Data records:
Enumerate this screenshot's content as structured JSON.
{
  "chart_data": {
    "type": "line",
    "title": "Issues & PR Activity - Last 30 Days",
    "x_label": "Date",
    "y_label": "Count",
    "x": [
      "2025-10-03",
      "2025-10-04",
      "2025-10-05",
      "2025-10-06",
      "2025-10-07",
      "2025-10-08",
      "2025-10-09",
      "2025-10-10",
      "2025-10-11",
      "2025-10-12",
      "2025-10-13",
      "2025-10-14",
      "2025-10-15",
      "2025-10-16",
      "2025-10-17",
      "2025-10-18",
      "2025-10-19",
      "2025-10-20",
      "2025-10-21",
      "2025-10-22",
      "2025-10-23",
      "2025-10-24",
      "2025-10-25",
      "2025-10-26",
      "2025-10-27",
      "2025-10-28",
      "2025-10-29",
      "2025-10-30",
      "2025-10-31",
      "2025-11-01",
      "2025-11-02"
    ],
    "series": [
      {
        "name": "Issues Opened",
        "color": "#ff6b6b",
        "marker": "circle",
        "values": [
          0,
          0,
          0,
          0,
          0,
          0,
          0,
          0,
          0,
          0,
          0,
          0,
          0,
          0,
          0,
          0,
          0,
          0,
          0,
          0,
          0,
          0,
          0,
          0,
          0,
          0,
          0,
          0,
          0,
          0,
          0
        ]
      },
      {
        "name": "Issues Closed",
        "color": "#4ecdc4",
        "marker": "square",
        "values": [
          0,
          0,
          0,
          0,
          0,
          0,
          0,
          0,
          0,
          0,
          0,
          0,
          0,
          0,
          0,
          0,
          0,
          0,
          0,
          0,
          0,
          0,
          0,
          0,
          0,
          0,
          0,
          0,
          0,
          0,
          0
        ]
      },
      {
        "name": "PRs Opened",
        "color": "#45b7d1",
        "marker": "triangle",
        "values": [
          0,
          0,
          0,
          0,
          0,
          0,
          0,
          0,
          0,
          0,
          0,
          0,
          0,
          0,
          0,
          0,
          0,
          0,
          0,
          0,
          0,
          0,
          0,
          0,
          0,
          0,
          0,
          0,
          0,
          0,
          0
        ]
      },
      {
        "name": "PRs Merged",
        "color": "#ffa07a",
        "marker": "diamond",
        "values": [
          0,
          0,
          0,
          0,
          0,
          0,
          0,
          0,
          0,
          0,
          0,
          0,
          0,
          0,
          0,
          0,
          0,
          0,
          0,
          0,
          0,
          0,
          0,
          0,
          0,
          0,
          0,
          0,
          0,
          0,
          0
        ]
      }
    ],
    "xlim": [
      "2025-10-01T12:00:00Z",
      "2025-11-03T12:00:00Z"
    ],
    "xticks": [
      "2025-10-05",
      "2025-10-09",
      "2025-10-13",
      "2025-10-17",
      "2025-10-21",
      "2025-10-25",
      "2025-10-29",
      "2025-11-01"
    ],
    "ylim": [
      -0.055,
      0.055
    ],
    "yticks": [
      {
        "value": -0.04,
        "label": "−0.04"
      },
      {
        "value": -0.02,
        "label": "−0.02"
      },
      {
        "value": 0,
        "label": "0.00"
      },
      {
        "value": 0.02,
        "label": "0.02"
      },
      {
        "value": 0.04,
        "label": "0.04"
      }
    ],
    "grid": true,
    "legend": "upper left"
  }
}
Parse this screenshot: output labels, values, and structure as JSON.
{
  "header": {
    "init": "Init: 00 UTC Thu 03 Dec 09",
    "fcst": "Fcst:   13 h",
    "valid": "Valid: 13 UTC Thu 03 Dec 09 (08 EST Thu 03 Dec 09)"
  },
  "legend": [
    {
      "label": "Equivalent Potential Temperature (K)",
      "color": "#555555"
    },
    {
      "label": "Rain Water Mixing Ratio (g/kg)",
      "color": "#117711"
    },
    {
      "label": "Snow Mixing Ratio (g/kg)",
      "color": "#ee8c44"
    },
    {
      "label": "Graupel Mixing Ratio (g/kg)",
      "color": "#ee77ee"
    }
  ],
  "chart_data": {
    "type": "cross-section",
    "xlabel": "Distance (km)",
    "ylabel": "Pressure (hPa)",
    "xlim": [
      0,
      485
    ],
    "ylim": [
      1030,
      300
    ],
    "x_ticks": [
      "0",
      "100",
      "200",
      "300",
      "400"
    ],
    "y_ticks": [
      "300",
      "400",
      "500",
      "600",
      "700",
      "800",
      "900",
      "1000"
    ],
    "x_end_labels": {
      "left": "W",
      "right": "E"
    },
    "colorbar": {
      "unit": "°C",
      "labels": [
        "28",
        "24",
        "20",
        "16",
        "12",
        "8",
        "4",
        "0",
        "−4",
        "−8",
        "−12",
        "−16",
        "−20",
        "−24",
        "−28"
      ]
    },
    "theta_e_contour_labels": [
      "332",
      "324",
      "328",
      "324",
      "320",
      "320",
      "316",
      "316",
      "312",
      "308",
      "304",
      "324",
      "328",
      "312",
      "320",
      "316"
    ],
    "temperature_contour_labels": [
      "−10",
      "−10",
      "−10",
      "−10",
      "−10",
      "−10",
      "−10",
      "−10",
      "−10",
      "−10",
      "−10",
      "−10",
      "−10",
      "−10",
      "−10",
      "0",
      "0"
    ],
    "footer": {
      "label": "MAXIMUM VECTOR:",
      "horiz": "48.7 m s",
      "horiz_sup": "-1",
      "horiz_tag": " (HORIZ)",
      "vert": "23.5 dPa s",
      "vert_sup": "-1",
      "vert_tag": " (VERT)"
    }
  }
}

AIM - Return all of the entries exactly as written.

FULL OUTPUT -
Enumerate this screenshot's content as structured JSON.
{
  "chart_data": {
    "type": "line",
    "title": "Issues & PR Activity - Last 30 Days",
    "x_label": "Date",
    "y_label": "Count",
    "x": [
      "2025-10-03",
      "2025-10-04",
      "2025-10-05",
      "2025-10-06",
      "2025-10-07",
      "2025-10-08",
      "2025-10-09",
      "2025-10-10",
      "2025-10-11",
      "2025-10-12",
      "2025-10-13",
      "2025-10-14",
      "2025-10-15",
      "2025-10-16",
      "2025-10-17",
      "2025-10-18",
      "2025-10-19",
      "2025-10-20",
      "2025-10-21",
      "2025-10-22",
      "2025-10-23",
      "2025-10-24",
      "2025-10-25",
      "2025-10-26",
      "2025-10-27",
      "2025-10-28",
      "2025-10-29",
      "2025-10-30",
      "2025-10-31",
      "2025-11-01",
      "2025-11-02"
    ],
    "series": [
      {
        "name": "Issues Opened",
        "color": "#ff6b6b",
        "marker": "circle",
        "values": [
          0,
          0,
          0,
          0,
          0,
          0,
          0,
          0,
          0,
          0,
          0,
          0,
          0,
          0,
          0,
          0,
          0,
          0,
          0,
          0,
          0,
          0,
          0,
          0,
          0,
          0,
          0,
          0,
          0,
          0,
          0
        ]
      },
      {
        "name": "Issues Closed",
        "color": "#4ecdc4",
        "marker": "square",
        "values": [
          0,
          0,
          0,
          0,
          0,
          0,
          0,
          0,
          0,
          0,
          0,
          0,
          0,
          0,
          0,
          0,
          0,
          0,
          0,
          0,
          0,
          0,
          0,
          0,
          0,
          0,
          0,
          0,
          0,
          0,
          0
        ]
      },
      {
        "name": "PRs Opened",
        "color": "#45b7d1",
        "marker": "triangle",
        "values": [
          0,
          0,
          0,
          0,
          0,
          0,
          0,
          0,
          0,
          0,
          0,
          0,
          0,
          0,
          0,
          0,
          0,
          0,
          0,
          0,
          0,
          0,
          0,
          0,
          0,
          0,
          0,
          0,
          0,
          0,
          0
        ]
      },
      {
        "name": "PRs Merged",
        "color": "#ffa07a",
        "marker": "diamond",
        "values": [
          0,
          0,
          0,
          0,
          0,
          0,
          0,
          0,
          0,
          0,
          0,
          0,
          0,
          0,
          0,
          0,
          0,
          0,
          0,
          0,
          0,
          0,
          0,
          0,
          0,
          0,
          0,
          0,
          0,
          0,
          0
        ]
      }
    ],
    "xlim": [
      "2025-10-01T12:00:00Z",
      "2025-11-03T12:00:00Z"
    ],
    "xticks": [
      "2025-10-05",
      "2025-10-09",
      "2025-10-13",
      "2025-10-17",
      "2025-10-21",
      "2025-10-25",
      "2025-10-29",
      "2025-11-01"
    ],
    "ylim": [
      -0.055,
      0.055
    ],
    "yticks": [
      {
        "value": -0.04,
        "label": "−0.04"
      },
      {
        "value": -0.02,
        "label": "−0.02"
      },
      {
        "value": 0,
        "label": "0.00"
      },
      {
        "value": 0.02,
        "label": "0.02"
      },
      {
        "value": 0.04,
        "label": "0.04"
      }
    ],
    "grid": true,
    "legend": "upper left"
  }
}
Parse this screenshot: output labels, values, and structure as JSON.
{
  "header": {
    "init": "Init: 00 UTC Thu 03 Dec 09",
    "fcst": "Fcst:   13 h",
    "valid": "Valid: 13 UTC Thu 03 Dec 09 (08 EST Thu 03 Dec 09)"
  },
  "legend": [
    {
      "label": "Equivalent Potential Temperature (K)",
      "color": "#555555"
    },
    {
      "label": "Rain Water Mixing Ratio (g/kg)",
      "color": "#117711"
    },
    {
      "label": "Snow Mixing Ratio (g/kg)",
      "color": "#ee8c44"
    },
    {
      "label": "Graupel Mixing Ratio (g/kg)",
      "color": "#ee77ee"
    }
  ],
  "chart_data": {
    "type": "cross-section",
    "xlabel": "Distance (km)",
    "ylabel": "Pressure (hPa)",
    "xlim": [
      0,
      485
    ],
    "ylim": [
      1030,
      300
    ],
    "x_ticks": [
      "0",
      "100",
      "200",
      "300",
      "400"
    ],
    "y_ticks": [
      "300",
      "400",
      "500",
      "600",
      "700",
      "800",
      "900",
      "1000"
    ],
    "x_end_labels": {
      "left": "W",
      "right": "E"
    },
    "colorbar": {
      "unit": "°C",
      "labels": [
        "28",
        "24",
        "20",
        "16",
        "12",
        "8",
        "4",
        "0",
        "−4",
        "−8",
        "−12",
        "−16",
        "−20",
        "−24",
        "−28"
      ]
    },
    "theta_e_contour_labels": [
      "332",
      "324",
      "328",
      "324",
      "320",
      "320",
      "316",
      "316",
      "312",
      "308",
      "304",
      "324",
      "328",
      "312",
      "320",
      "316"
    ],
    "temperature_contour_labels": [
      "−10",
      "−10",
      "−10",
      "−10",
      "−10",
      "−10",
      "−10",
      "−10",
      "−10",
      "−10",
      "−10",
      "−10",
      "−10",
      "−10",
      "−10",
      "0",
      "0"
    ],
    "footer": {
      "label": "MAXIMUM VECTOR:",
      "horiz": "48.7 m s",
      "horiz_sup": "-1",
      "horiz_tag": " (HORIZ)",
      "vert": "23.5 dPa s",
      "vert_sup": "-1",
      "vert_tag": " (VERT)"
    }
  }
}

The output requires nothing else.